## REQUIRED WORK:
Reproduce the material word for word; the images stay out.

## Collection entries:
* * * * *
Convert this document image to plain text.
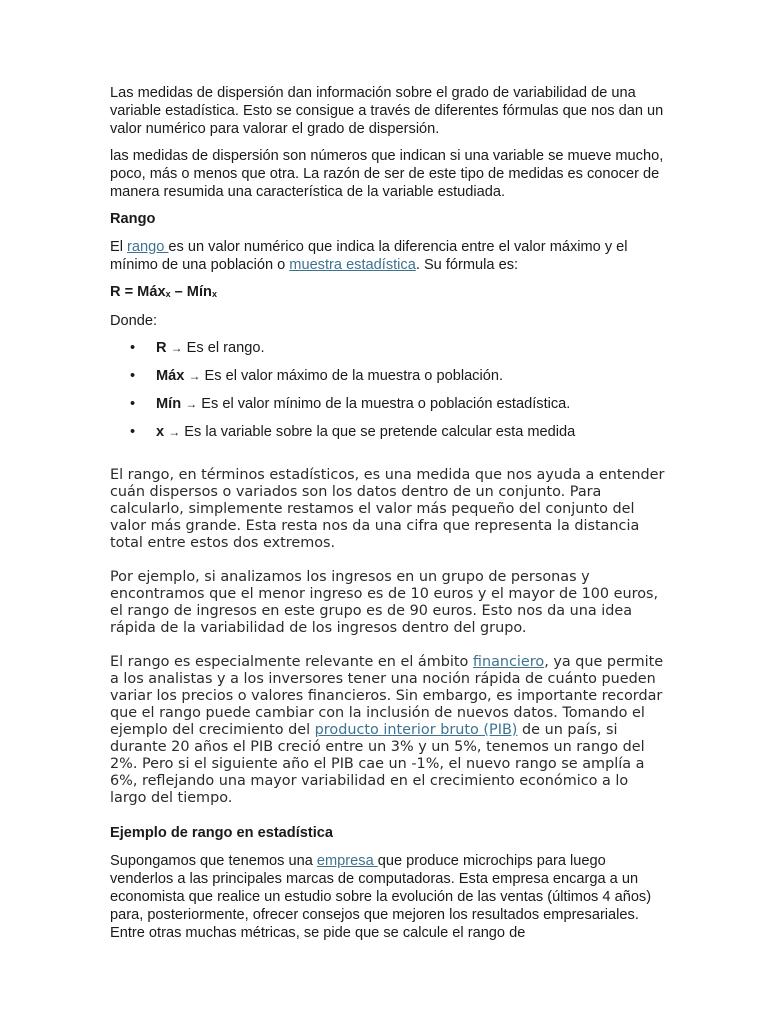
Las medidas de dispersión dan información sobre el grado de variabilidad de una variable estadística. Esto se consigue a través de diferentes fórmulas que nos dan un valor numérico para valorar el grado de dispersión.

las medidas de dispersión son números que indican si una variable se mueve mucho, poco, más o menos que otra. La razón de ser de este tipo de medidas es conocer de manera resumida una característica de la variable estudiada.

Rango

El rango es un valor numérico que indica la diferencia entre el valor máximo y el mínimo de una población o muestra estadística. Su fórmula es:

R = Máx$_x$ – Mín$_x$

Donde:

• R → Es el rango.
• Máx → Es el valor máximo de la muestra o población.
• Mín → Es el valor mínimo de la muestra o población estadística.
• x → Es la variable sobre la que se pretende calcular esta medida

El rango, en términos estadísticos, es una medida que nos ayuda a entender cuán dispersos o variados son los datos dentro de un conjunto. Para calcularlo, simplemente restamos el valor más pequeño del conjunto del valor más grande. Esta resta nos da una cifra que representa la distancia total entre estos dos extremos.

Por ejemplo, si analizamos los ingresos en un grupo de personas y encontramos que el menor ingreso es de 10 euros y el mayor de 100 euros, el rango de ingresos en este grupo es de 90 euros. Esto nos da una idea rápida de la variabilidad de los ingresos dentro del grupo.

El rango es especialmente relevante en el ámbito financiero, ya que permite a los analistas y a los inversores tener una noción rápida de cuánto pueden variar los precios o valores financieros. Sin embargo, es importante recordar que el rango puede cambiar con la inclusión de nuevos datos. Tomando el ejemplo del crecimiento del producto interior bruto (PIB) de un país, si durante 20 años el PIB creció entre un 3% y un 5%, tenemos un rango del 2%. Pero si el siguiente año el PIB cae un -1%, el nuevo rango se amplía a 6%, reflejando una mayor variabilidad en el crecimiento económico a lo largo del tiempo.

Ejemplo de rango en estadística

Supongamos que tenemos una empresa que produce microchips para luego venderlos a las principales marcas de computadoras. Esta empresa encarga a un economista que realice un estudio sobre la evolución de las ventas (últimos 4 años) para, posteriormente, ofrecer consejos que mejoren los resultados empresariales. Entre otras muchas métricas, se pide que se calcule el rango de
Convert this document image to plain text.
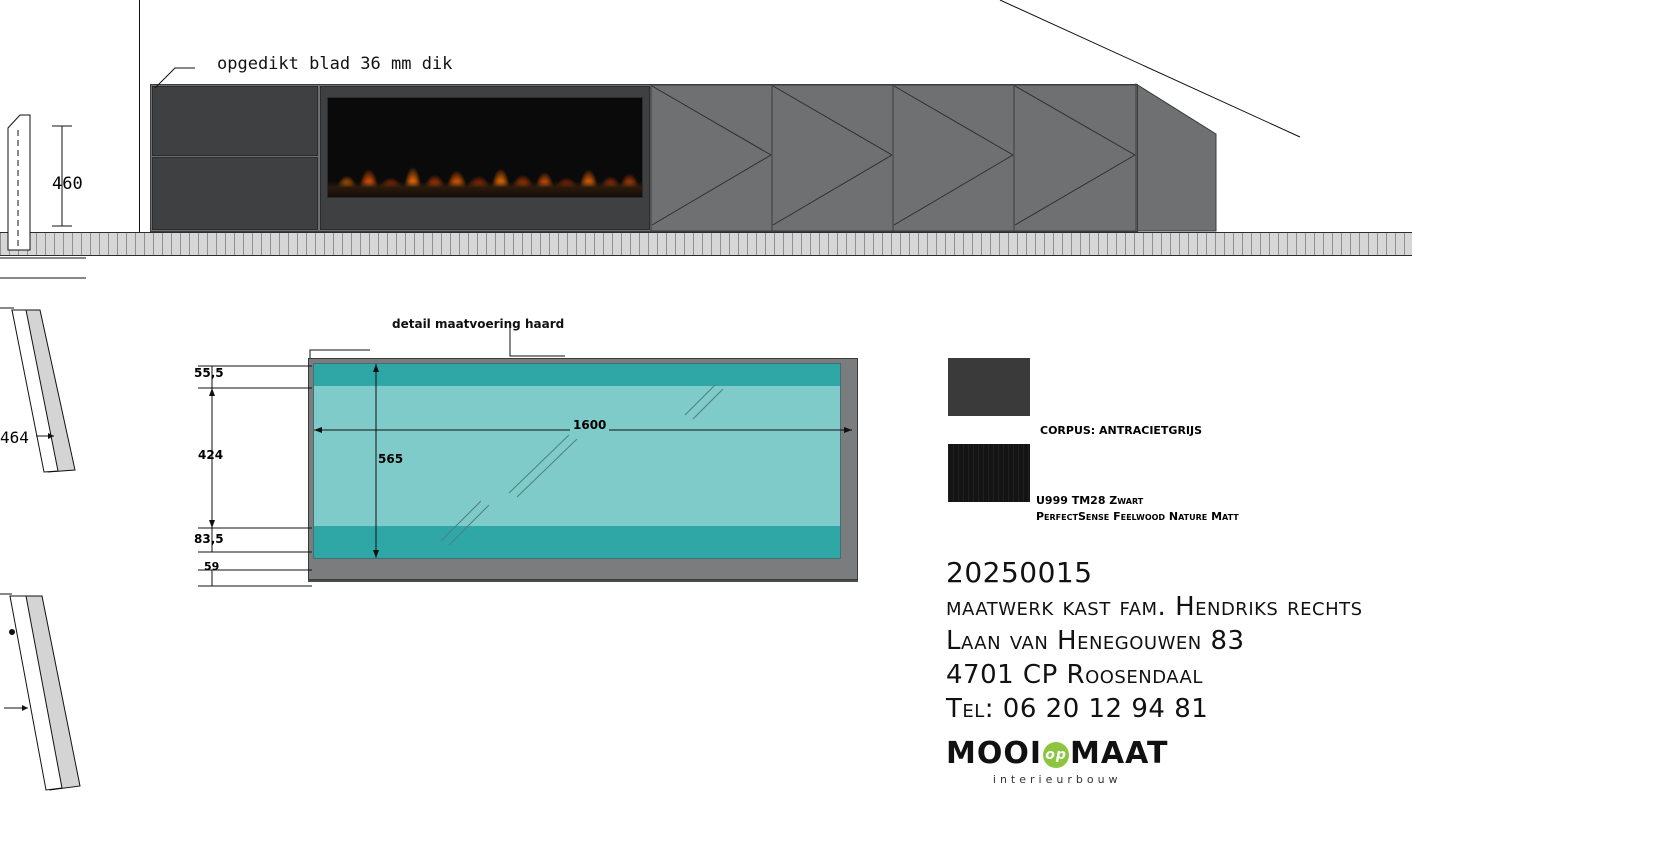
opgedikt blad 36 mm dik
460
464
detail maatvoering haard
55,5
424
83,5
59
565
1600	CORPUS: ANTRACIETGRIJS
U999 TM28 Zwart
PerfectSense Feelwood Nature Matt
20250015
maatwerk kast fam. Hendriks rechts
Laan van Henegouwen 83
4701 CP Roosendaal
Tel: 06 20 12 94 81
MOOI op MAAT
interieurbouw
* * * * *
## WORKED ANSWER:
Convert this document image to plain text.
Las medidas de dispersión dan información sobre el grado de variabilidad de una variable estadística. Esto se consigue a través de diferentes fórmulas que nos dan un valor numérico para valorar el grado de dispersión.

las medidas de dispersión son números que indican si una variable se mueve mucho, poco, más o menos que otra. La razón de ser de este tipo de medidas es conocer de manera resumida una característica de la variable estudiada.

Rango

El rango es un valor numérico que indica la diferencia entre el valor máximo y el mínimo de una población o muestra estadística. Su fórmula es:

R = Máx$_x$ – Mín$_x$

Donde:

• R → Es el rango.
• Máx → Es el valor máximo de la muestra o población.
• Mín → Es el valor mínimo de la muestra o población estadística.
• x → Es la variable sobre la que se pretende calcular esta medida

El rango, en términos estadísticos, es una medida que nos ayuda a entender cuán dispersos o variados son los datos dentro de un conjunto. Para calcularlo, simplemente restamos el valor más pequeño del conjunto del valor más grande. Esta resta nos da una cifra que representa la distancia total entre estos dos extremos.

Por ejemplo, si analizamos los ingresos en un grupo de personas y encontramos que el menor ingreso es de 10 euros y el mayor de 100 euros, el rango de ingresos en este grupo es de 90 euros. Esto nos da una idea rápida de la variabilidad de los ingresos dentro del grupo.

El rango es especialmente relevante en el ámbito financiero, ya que permite a los analistas y a los inversores tener una noción rápida de cuánto pueden variar los precios o valores financieros. Sin embargo, es importante recordar que el rango puede cambiar con la inclusión de nuevos datos. Tomando el ejemplo del crecimiento del producto interior bruto (PIB) de un país, si durante 20 años el PIB creció entre un 3% y un 5%, tenemos un rango del 2%. Pero si el siguiente año el PIB cae un -1%, el nuevo rango se amplía a 6%, reflejando una mayor variabilidad en el crecimiento económico a lo largo del tiempo.

Ejemplo de rango en estadística

Supongamos que tenemos una empresa que produce microchips para luego venderlos a las principales marcas de computadoras. Esta empresa encarga a un economista que realice un estudio sobre la evolución de las ventas (últimos 4 años) para, posteriormente, ofrecer consejos que mejoren los resultados empresariales. Entre otras muchas métricas, se pide que se calcule el rango de
Convert this document image to plain text.
opgedikt blad 36 mm dik
460
464
detail maatvoering haard
55,5
424
83,5
59
565
1600	CORPUS: ANTRACIETGRIJS
U999 TM28 Zwart
PerfectSense Feelwood Nature Matt
20250015
maatwerk kast fam. Hendriks rechts
Laan van Henegouwen 83
4701 CP Roosendaal
Tel: 06 20 12 94 81
MOOI op MAAT
interieurbouw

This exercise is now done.